■ STATED EXERCISE ■
Find "Enumerate this screenshot's" in the data, then restate the line it sits in and every later line word for word, ending with the last line.

■ DATA SECTION ■
****************

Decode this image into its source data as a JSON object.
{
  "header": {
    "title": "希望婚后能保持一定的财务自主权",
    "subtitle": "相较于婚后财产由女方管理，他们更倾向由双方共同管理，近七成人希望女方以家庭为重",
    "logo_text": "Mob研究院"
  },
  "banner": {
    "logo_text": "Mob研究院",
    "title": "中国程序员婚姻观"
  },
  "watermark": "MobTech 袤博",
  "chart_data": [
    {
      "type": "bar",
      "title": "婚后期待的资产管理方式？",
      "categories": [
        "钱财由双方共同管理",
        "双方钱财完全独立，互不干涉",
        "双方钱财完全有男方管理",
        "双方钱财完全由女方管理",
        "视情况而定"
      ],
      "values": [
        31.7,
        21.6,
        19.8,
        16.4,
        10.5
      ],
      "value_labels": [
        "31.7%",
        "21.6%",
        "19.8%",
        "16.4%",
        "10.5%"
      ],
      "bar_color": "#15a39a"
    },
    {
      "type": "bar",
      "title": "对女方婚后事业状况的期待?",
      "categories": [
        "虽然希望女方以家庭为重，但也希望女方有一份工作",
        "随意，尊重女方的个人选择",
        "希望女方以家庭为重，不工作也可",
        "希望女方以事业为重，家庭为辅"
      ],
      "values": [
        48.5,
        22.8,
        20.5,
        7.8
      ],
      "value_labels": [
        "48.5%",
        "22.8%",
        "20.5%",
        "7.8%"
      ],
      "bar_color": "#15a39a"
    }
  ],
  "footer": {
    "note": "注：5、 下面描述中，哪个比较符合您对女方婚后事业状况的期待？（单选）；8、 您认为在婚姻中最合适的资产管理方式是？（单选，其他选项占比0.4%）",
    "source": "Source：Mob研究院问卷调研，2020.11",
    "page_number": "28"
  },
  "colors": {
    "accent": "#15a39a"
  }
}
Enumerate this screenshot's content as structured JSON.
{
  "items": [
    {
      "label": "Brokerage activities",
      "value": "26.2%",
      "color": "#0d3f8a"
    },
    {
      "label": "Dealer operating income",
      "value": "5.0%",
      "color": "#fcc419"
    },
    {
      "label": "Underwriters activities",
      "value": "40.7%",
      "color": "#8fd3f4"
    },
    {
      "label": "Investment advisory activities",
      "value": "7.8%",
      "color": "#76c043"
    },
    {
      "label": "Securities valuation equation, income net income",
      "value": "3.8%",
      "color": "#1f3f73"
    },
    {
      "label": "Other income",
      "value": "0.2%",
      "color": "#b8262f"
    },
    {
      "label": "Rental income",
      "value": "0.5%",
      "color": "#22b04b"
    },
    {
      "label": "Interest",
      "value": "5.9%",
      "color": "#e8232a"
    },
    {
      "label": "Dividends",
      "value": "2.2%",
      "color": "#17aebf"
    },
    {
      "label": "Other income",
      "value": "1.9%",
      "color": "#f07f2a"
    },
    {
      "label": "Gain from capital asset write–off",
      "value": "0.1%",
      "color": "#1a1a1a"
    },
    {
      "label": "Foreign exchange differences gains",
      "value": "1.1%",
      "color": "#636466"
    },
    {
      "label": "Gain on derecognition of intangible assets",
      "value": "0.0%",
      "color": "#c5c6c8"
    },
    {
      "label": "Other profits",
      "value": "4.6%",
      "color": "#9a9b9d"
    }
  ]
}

****************

■ RESPONSE TO THE TASK ■
Enumerate this screenshot's content as structured JSON.
{
  "items": [
    {
      "label": "Brokerage activities",
      "value": "26.2%",
      "color": "#0d3f8a"
    },
    {
      "label": "Dealer operating income",
      "value": "5.0%",
      "color": "#fcc419"
    },
    {
      "label": "Underwriters activities",
      "value": "40.7%",
      "color": "#8fd3f4"
    },
    {
      "label": "Investment advisory activities",
      "value": "7.8%",
      "color": "#76c043"
    },
    {
      "label": "Securities valuation equation, income net income",
      "value": "3.8%",
      "color": "#1f3f73"
    },
    {
      "label": "Other income",
      "value": "0.2%",
      "color": "#b8262f"
    },
    {
      "label": "Rental income",
      "value": "0.5%",
      "color": "#22b04b"
    },
    {
      "label": "Interest",
      "value": "5.9%",
      "color": "#e8232a"
    },
    {
      "label": "Dividends",
      "value": "2.2%",
      "color": "#17aebf"
    },
    {
      "label": "Other income",
      "value": "1.9%",
      "color": "#f07f2a"
    },
    {
      "label": "Gain from capital asset write–off",
      "value": "0.1%",
      "color": "#1a1a1a"
    },
    {
      "label": "Foreign exchange differences gains",
      "value": "1.1%",
      "color": "#636466"
    },
    {
      "label": "Gain on derecognition of intangible assets",
      "value": "0.0%",
      "color": "#c5c6c8"
    },
    {
      "label": "Other profits",
      "value": "4.6%",
      "color": "#9a9b9d"
    }
  ]
}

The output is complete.